## What the exercise asks
Where a line contains the word "Drug", copy that line from the records below.

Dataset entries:
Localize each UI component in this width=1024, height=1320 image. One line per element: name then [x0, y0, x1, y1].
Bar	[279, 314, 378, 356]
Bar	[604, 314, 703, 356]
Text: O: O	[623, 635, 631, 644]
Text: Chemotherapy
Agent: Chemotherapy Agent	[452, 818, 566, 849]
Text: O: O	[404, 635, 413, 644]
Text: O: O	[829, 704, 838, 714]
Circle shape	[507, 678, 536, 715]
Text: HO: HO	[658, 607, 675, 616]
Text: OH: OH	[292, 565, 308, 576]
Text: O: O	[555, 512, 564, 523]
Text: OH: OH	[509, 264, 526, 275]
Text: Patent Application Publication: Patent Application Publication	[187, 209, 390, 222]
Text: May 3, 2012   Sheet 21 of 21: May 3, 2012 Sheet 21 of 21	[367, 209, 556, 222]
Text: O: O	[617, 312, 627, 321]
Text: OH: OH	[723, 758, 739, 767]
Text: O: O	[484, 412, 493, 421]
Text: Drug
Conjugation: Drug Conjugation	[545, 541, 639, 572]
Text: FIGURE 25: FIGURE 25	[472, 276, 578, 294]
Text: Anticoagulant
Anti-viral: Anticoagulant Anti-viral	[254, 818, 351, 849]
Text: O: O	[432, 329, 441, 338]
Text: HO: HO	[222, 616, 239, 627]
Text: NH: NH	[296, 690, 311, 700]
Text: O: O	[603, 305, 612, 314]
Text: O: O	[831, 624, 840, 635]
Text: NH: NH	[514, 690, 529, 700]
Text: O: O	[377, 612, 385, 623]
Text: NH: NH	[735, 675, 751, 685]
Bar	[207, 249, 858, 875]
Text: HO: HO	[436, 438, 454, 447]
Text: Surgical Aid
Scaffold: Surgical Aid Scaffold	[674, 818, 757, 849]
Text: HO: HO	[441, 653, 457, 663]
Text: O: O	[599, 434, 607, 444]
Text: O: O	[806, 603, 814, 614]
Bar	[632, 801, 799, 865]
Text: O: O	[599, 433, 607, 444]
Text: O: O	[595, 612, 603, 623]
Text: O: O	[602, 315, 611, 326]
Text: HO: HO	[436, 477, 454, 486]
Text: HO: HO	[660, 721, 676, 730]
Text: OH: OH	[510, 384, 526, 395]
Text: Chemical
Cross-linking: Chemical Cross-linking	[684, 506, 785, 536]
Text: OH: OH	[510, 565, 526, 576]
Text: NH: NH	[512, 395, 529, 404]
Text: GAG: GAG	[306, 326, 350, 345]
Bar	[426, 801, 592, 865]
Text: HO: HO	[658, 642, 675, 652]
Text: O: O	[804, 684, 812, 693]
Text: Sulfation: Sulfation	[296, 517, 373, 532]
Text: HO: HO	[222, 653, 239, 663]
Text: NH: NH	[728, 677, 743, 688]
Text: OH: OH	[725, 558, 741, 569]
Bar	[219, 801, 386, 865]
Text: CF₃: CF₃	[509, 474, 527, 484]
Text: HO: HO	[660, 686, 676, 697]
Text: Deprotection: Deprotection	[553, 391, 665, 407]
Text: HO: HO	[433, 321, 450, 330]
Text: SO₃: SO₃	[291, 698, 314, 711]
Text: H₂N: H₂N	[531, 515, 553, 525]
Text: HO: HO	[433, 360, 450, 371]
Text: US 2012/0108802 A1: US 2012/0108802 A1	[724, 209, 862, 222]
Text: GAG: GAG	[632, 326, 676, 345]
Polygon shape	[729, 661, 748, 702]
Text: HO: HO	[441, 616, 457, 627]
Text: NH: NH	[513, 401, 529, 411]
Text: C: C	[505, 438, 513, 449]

## Solution to the exercise
Text: Drug
Conjugation: Drug Conjugation	[545, 541, 639, 572]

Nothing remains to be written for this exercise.